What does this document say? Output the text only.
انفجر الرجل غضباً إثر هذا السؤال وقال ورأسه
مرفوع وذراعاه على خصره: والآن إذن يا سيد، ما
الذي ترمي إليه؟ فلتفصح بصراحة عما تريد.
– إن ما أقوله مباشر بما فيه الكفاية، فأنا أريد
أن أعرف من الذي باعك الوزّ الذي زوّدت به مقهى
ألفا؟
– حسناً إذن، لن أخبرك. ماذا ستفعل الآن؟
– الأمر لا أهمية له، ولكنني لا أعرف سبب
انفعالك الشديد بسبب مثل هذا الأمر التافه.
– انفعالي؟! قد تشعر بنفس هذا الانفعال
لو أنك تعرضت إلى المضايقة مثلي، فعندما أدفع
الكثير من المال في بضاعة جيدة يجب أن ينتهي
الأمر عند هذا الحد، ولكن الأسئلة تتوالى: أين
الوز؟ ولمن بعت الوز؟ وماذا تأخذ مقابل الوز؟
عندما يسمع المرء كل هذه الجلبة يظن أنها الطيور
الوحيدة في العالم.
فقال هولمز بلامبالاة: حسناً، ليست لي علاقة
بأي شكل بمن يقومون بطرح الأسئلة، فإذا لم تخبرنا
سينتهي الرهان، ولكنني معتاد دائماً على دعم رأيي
::::::
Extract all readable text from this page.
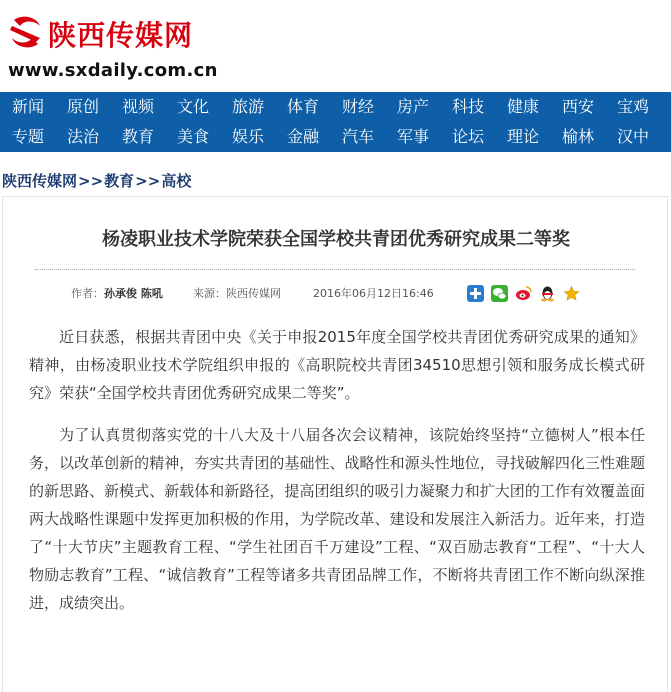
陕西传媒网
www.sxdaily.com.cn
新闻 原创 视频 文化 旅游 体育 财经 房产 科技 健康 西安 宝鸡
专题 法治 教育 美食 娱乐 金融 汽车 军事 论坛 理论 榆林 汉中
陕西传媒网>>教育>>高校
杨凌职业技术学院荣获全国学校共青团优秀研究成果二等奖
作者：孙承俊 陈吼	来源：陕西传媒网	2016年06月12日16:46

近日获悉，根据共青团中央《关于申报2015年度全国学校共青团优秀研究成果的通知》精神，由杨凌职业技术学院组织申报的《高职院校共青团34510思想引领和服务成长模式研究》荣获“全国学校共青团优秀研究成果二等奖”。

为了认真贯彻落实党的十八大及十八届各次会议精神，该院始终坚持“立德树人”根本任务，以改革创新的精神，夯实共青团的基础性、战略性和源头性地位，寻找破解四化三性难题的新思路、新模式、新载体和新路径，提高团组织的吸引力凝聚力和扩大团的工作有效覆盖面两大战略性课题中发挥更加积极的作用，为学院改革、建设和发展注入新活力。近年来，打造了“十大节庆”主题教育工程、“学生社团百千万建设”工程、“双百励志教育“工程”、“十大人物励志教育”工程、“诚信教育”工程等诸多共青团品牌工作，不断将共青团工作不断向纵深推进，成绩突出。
::::::
#### WORK TO COMPLETE:
Only the number is needed: state how many lines in the listing contain "الأسئلة".

#### SOLUTION TO THE PROBLEM:
2